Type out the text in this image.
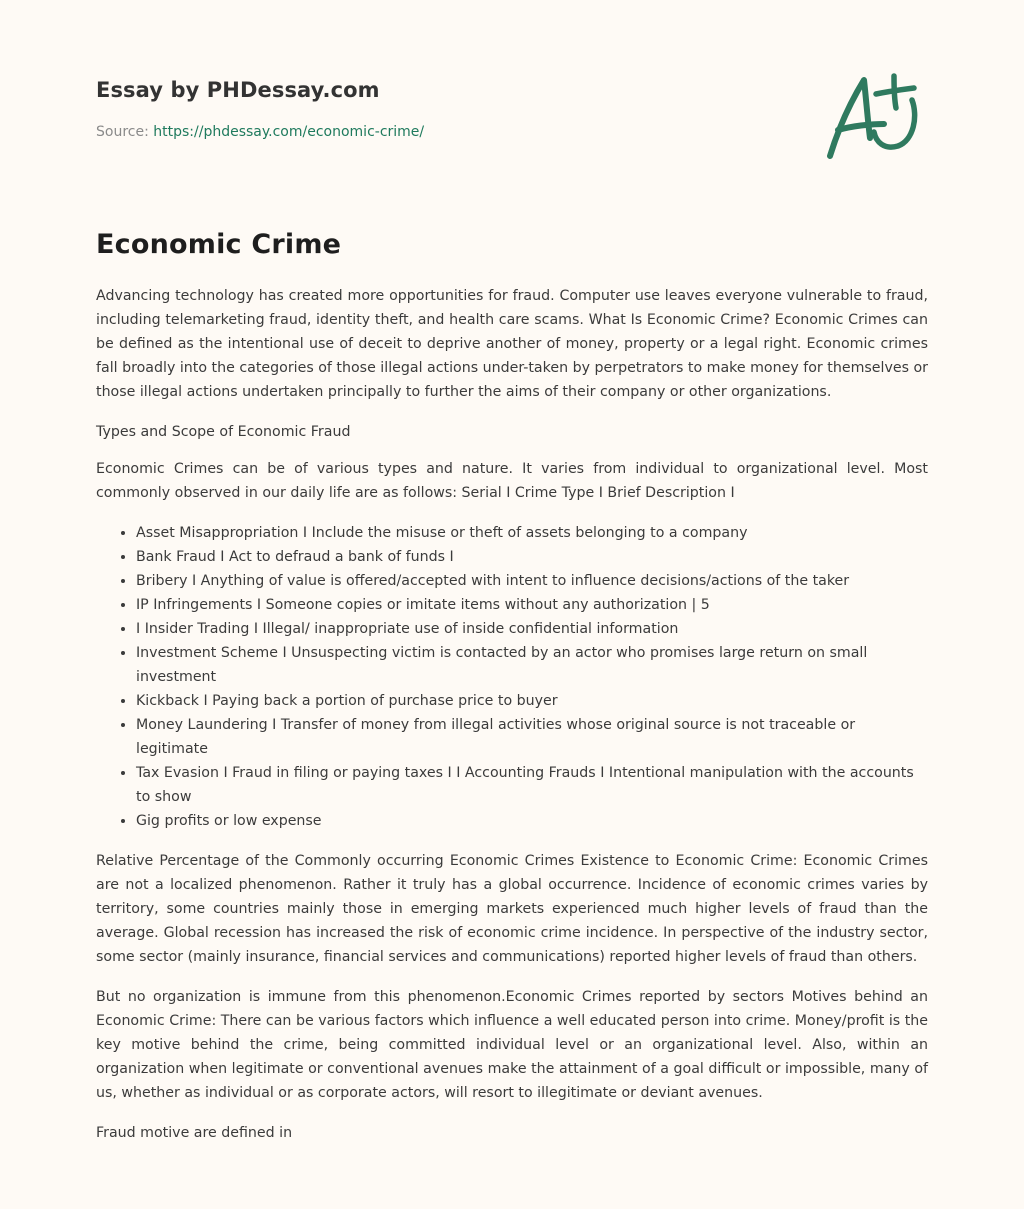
Essay by PHDessay.com
Source: https://phdessay.com/economic-crime/
Economic Crime

Advancing technology has created more opportunities for fraud. Computer use leaves everyone vulnerable to fraud, including telemarketing fraud, identity theft, and health care scams. What Is Economic Crime? Economic Crimes can be defined as the intentional use of deceit to deprive another of money, property or a legal right. Economic crimes fall broadly into the categories of those illegal actions under-taken by perpetrators to make money for themselves or those illegal actions undertaken principally to further the aims of their company or other organizations.

Types and Scope of Economic Fraud

Economic Crimes can be of various types and nature. It varies from individual to organizational level. Most commonly observed in our daily life are as follows: Serial I Crime Type I Brief Description I

• Asset Misappropriation I Include the misuse or theft of assets belonging to a company
• Bank Fraud I Act to defraud a bank of funds I
• Bribery I Anything of value is offered/accepted with intent to influence decisions/actions of the taker
• IP Infringements I Someone copies or imitate items without any authorization | 5
• I Insider Trading I Illegal/ inappropriate use of inside confidential information
• Investment Scheme I Unsuspecting victim is contacted by an actor who promises large return on small investment
• Kickback I Paying back a portion of purchase price to buyer
• Money Laundering I Transfer of money from illegal activities whose original source is not traceable or legitimate
• Tax Evasion I Fraud in filing or paying taxes I I Accounting Frauds I Intentional manipulation with the accounts to show
• Gig profits or low expense

Relative Percentage of the Commonly occurring Economic Crimes Existence to Economic Crime: Economic Crimes are not a localized phenomenon. Rather it truly has a global occurrence. Incidence of economic crimes varies by territory, some countries mainly those in emerging markets experienced much higher levels of fraud than the average. Global recession has increased the risk of economic crime incidence. In perspective of the industry sector, some sector (mainly insurance, financial services and communications) reported higher levels of fraud than others.

But no organization is immune from this phenomenon.Economic Crimes reported by sectors Motives behind an Economic Crime: There can be various factors which influence a well educated person into crime. Money/profit is the key motive behind the crime, being committed individual level or an organizational level. Also, within an organization when legitimate or conventional avenues make the attainment of a goal difficult or impossible, many of us, whether as individual or as corporate actors, will resort to illegitimate or deviant avenues.

Fraud motive are defined in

(Task requirements): Reproduce all of the material exactly, apart from the pictures.

(Answer below):
Type out the text in this image.
Essay by PHDessay.com
Source: https://phdessay.com/economic-crime/
Economic Crime

Advancing technology has created more opportunities for fraud. Computer use leaves everyone vulnerable to fraud, including telemarketing fraud, identity theft, and health care scams. What Is Economic Crime? Economic Crimes can be defined as the intentional use of deceit to deprive another of money, property or a legal right. Economic crimes fall broadly into the categories of those illegal actions under-taken by perpetrators to make money for themselves or those illegal actions undertaken principally to further the aims of their company or other organizations.

Types and Scope of Economic Fraud

Economic Crimes can be of various types and nature. It varies from individual to organizational level. Most commonly observed in our daily life are as follows: Serial I Crime Type I Brief Description I

• Asset Misappropriation I Include the misuse or theft of assets belonging to a company
• Bank Fraud I Act to defraud a bank of funds I
• Bribery I Anything of value is offered/accepted with intent to influence decisions/actions of the taker
• IP Infringements I Someone copies or imitate items without any authorization | 5
• I Insider Trading I Illegal/ inappropriate use of inside confidential information
• Investment Scheme I Unsuspecting victim is contacted by an actor who promises large return on small investment
• Kickback I Paying back a portion of purchase price to buyer
• Money Laundering I Transfer of money from illegal activities whose original source is not traceable or legitimate
• Tax Evasion I Fraud in filing or paying taxes I I Accounting Frauds I Intentional manipulation with the accounts to show
• Gig profits or low expense

Relative Percentage of the Commonly occurring Economic Crimes Existence to Economic Crime: Economic Crimes are not a localized phenomenon. Rather it truly has a global occurrence. Incidence of economic crimes varies by territory, some countries mainly those in emerging markets experienced much higher levels of fraud than the average. Global recession has increased the risk of economic crime incidence. In perspective of the industry sector, some sector (mainly insurance, financial services and communications) reported higher levels of fraud than others.

But no organization is immune from this phenomenon.Economic Crimes reported by sectors Motives behind an Economic Crime: There can be various factors which influence a well educated person into crime. Money/profit is the key motive behind the crime, being committed individual level or an organizational level. Also, within an organization when legitimate or conventional avenues make the attainment of a goal difficult or impossible, many of us, whether as individual or as corporate actors, will resort to illegitimate or deviant avenues.

Fraud motive are defined in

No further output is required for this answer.